» Document section
+ + + +
2

I have a pretty basic script that scrapes a website for data. It then does some processing on those URL's to extract the data. I am using the following:

use Guzzle\Http\Client;
use Guzzle\Plugin\Cookie\CookiePlugin;
use Guzzle\Plugin\Cookie\CookieJar\ArrayCookieJar;
use Symfony\Component\DomCrawler\Crawler;

I'm unable to post the code because it's proprietary. The company I am working for would fire me if I did.

I have one Guzzle Client in the script. I reuse this object for the HTTP requests.

$client = new Client();  

I use DomCrawler to scrape the needed data from the page. I loop through a long list of URL's, scraping the data from each one.

I get to about the 50th URL and notice that the memory is exhausted at 32MB. Rather than increase the memory limit I'd like to actually find out what's causing this.

Is there any way to force PHP to clear the memory of a Crawler object? And how can I track the memory usage to see where the memory is being used?

Update

I decided to print out the memory usage using:

memory_get_usage(true)

... within the loop before and after processing on the data. It seems the memory seems to increment constantly and never seems to go down.

Here's the output. Each block is a single iteration of the loop. Again, sorry I've removed the site URL's. I'm not allowed to post them here due to company I work for.
+ + + +
» Data shown
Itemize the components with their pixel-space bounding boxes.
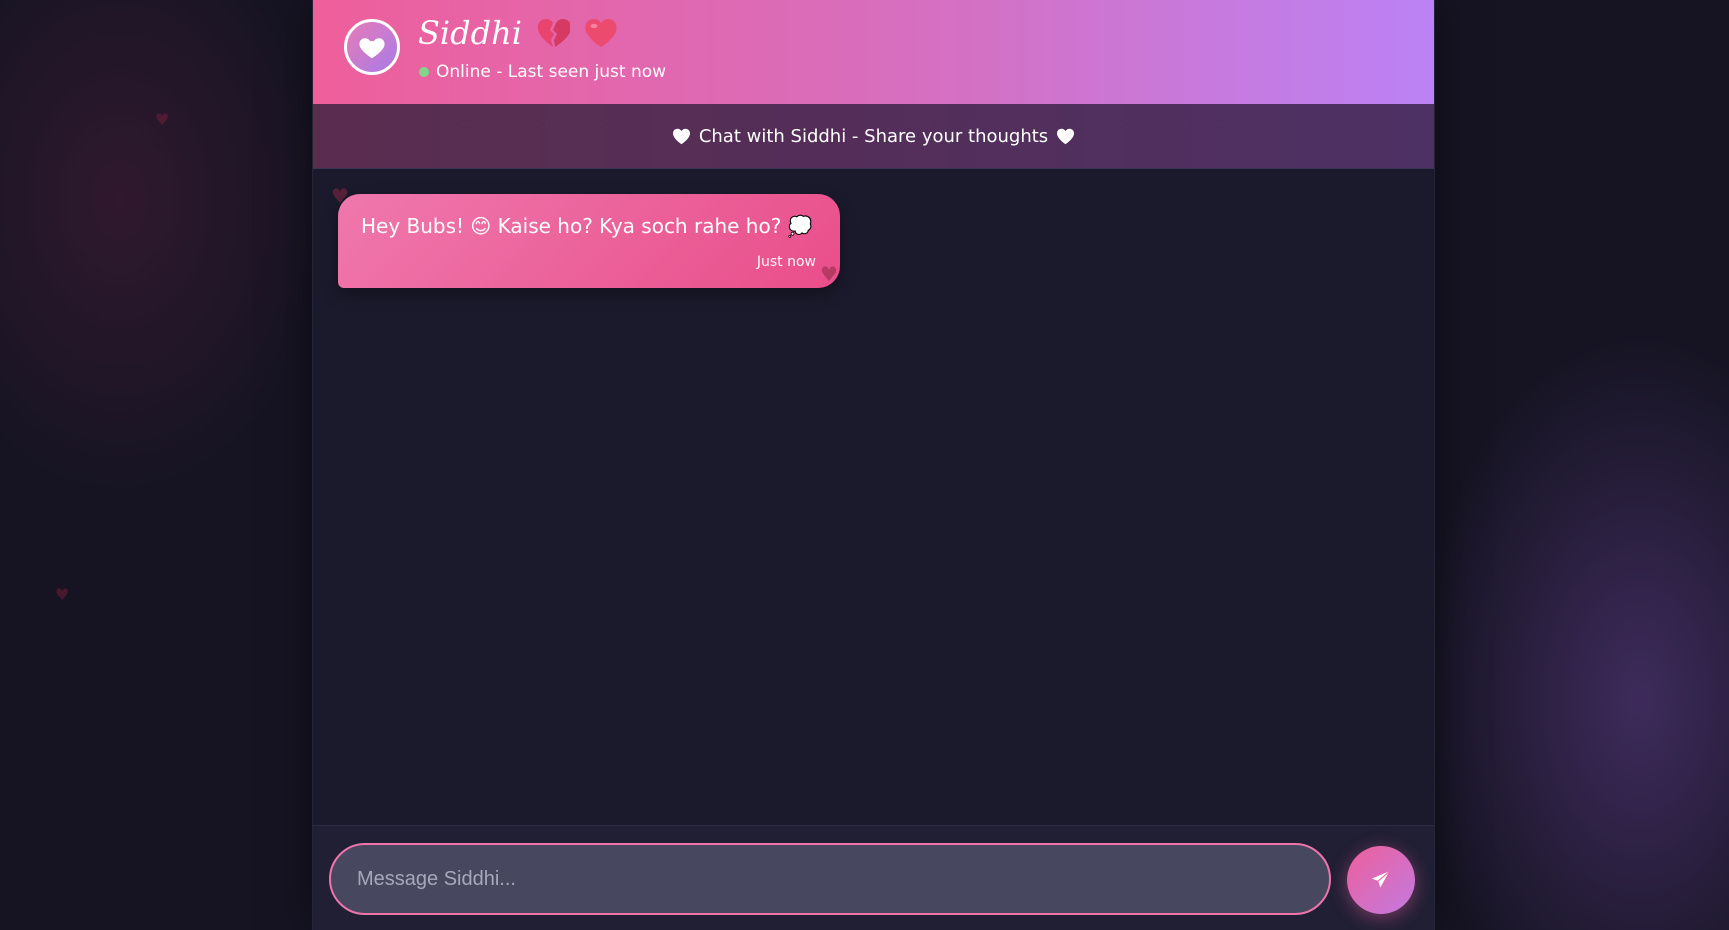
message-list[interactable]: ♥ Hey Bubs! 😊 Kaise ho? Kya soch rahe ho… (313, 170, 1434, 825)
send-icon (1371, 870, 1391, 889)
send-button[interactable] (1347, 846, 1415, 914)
+ + + +
» Required tasks
**1)** Please duplicate the passage of the PHP memory post from "I decided to" to "to go down.".
**2)** Pick up the forum post about PHP memory use while scraping where it stops, and carry it on.

» Exercise answers
**1)**
I decided to print out the memory usage using:

memory_get_usage(true)

... within the loop before and after processing on the data. It seems the memory seems to increment constantly and never seems to go down.

**2)**
Scraped: site.com/page
Processing page: 4194304
Processed page: 4980736

Scraped: site.com/page
Processing page: 4980736
Processed page: 5505024

Scraped: site.com/page
Processing page: 5505024
Processed page: 6029312

Scraped: site.com/page
Processing page: 6029312
Processed page: 6815744

Scraped: site.com/page
Processing page: 6815744
Processed page: 7340032

Scraped: site.com/page
Processing page: 7340032
Processed page: 7864320

Scraped: site.com/page
Processing page: 7864320
Processed page: 8388608

Scraped: site.com/page
Processing page: 8388608
Processed page: 9175040

Scraped: site.com/page
Processing page: 9175040
Processed page: 9699328

Scraped: site.com/page
Processing page: 9699328
Processed page: 10223616
James Jeffery
  • 12,093
  • 19
  • 74
  • 108
  • Take a look on this answer: http://stackoverflow.com/questions/880458/php-memory-profiling – Gianpaolo Di Nino Jul 08 '13 at 19:17
  • Make sure you aren't holding on to resources by making a reference to them. You can also try running gc_collect_cylces() in your loop to force garbage collection or circular references. – Michael Dowling Jul 09 '13 at 16:37

1 Answers1

0

increase your memory limit in php.ini file

search for

; Maximum amount of memory a script may consume (128MB)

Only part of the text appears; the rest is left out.